**Job**
Each line below should be retyped exactly, with no pictures.

++++ Records supplied ++++

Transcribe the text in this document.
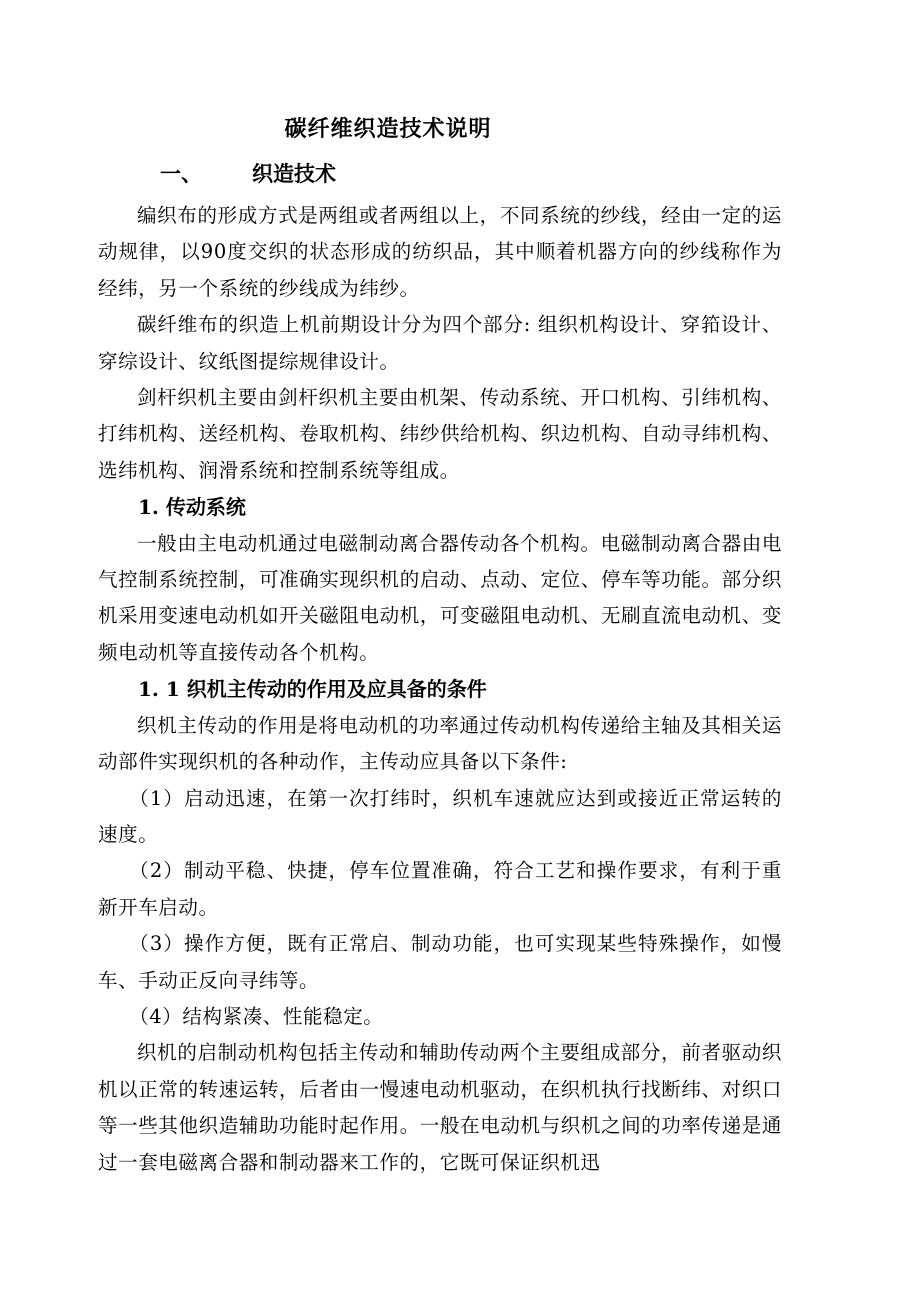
碳纤维织造技术说明
一、 织造技术

编织布的形成方式是两组或者两组以上，不同系统的纱线，经由一定的运动规律，以90度交织的状态形成的纺织品，其中顺着机器方向的纱线称作为经纬，另一个系统的纱线成为纬纱。

碳纤维布的织造上机前期设计分为四个部分: 组织机构设计、穿筘设计、穿综设计、纹纸图提综规律设计。

剑杆织机主要由剑杆织机主要由机架、传动系统、开口机构、引纬机构、打纬机构、送经机构、卷取机构、纬纱供给机构、织边机构、自动寻纬机构、选纬机构、润滑系统和控制系统等组成。

1. 传动系统

一般由主电动机通过电磁制动离合器传动各个机构。电磁制动离合器由电气控制系统控制，可准确实现织机的启动、点动、定位、停车等功能。部分织机采用变速电动机如开关磁阻电动机，可变磁阻电动机、无刷直流电动机、变频电动机等直接传动各个机构。

1. 1 织机主传动的作用及应具备的条件

织机主传动的作用是将电动机的功率通过传动机构传递给主轴及其相关运动部件实现织机的各种动作，主传动应具备以下条件:

（1）启动迅速，在第一次打纬时，织机车速就应达到或接近正常运转的速度。

（2）制动平稳、快捷，停车位置准确，符合工艺和操作要求，有利于重新开车启动。

（3）操作方便，既有正常启、制动功能，也可实现某些特殊操作，如慢车、手动正反向寻纬等。

（4）结构紧凑、性能稳定。

织机的启制动机构包括主传动和辅助传动两个主要组成部分，前者驱动织机以正常的转速运转，后者由一慢速电动机驱动，在织机执行找断纬、对织口等一些其他织造辅助功能时起作用。一般在电动机与织机之间的功率传递是通过一套电磁离合器和制动器来工作的，它既可保证织机迅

++++

**Response**
Transcribe the text in this document.
碳纤维织造技术说明
一、 织造技术

编织布的形成方式是两组或者两组以上，不同系统的纱线，经由一定的运动规律，以90度交织的状态形成的纺织品，其中顺着机器方向的纱线称作为经纬，另一个系统的纱线成为纬纱。

碳纤维布的织造上机前期设计分为四个部分: 组织机构设计、穿筘设计、穿综设计、纹纸图提综规律设计。

剑杆织机主要由剑杆织机主要由机架、传动系统、开口机构、引纬机构、打纬机构、送经机构、卷取机构、纬纱供给机构、织边机构、自动寻纬机构、选纬机构、润滑系统和控制系统等组成。

1. 传动系统

一般由主电动机通过电磁制动离合器传动各个机构。电磁制动离合器由电气控制系统控制，可准确实现织机的启动、点动、定位、停车等功能。部分织机采用变速电动机如开关磁阻电动机，可变磁阻电动机、无刷直流电动机、变频电动机等直接传动各个机构。

1. 1 织机主传动的作用及应具备的条件

织机主传动的作用是将电动机的功率通过传动机构传递给主轴及其相关运动部件实现织机的各种动作，主传动应具备以下条件:

（1）启动迅速，在第一次打纬时，织机车速就应达到或接近正常运转的速度。

（2）制动平稳、快捷，停车位置准确，符合工艺和操作要求，有利于重新开车启动。

（3）操作方便，既有正常启、制动功能，也可实现某些特殊操作，如慢车、手动正反向寻纬等。

（4）结构紧凑、性能稳定。

织机的启制动机构包括主传动和辅助传动两个主要组成部分，前者驱动织机以正常的转速运转，后者由一慢速电动机驱动，在织机执行找断纬、对织口等一些其他织造辅助功能时起作用。一般在电动机与织机之间的功率传递是通过一套电磁离合器和制动器来工作的，它既可保证织机迅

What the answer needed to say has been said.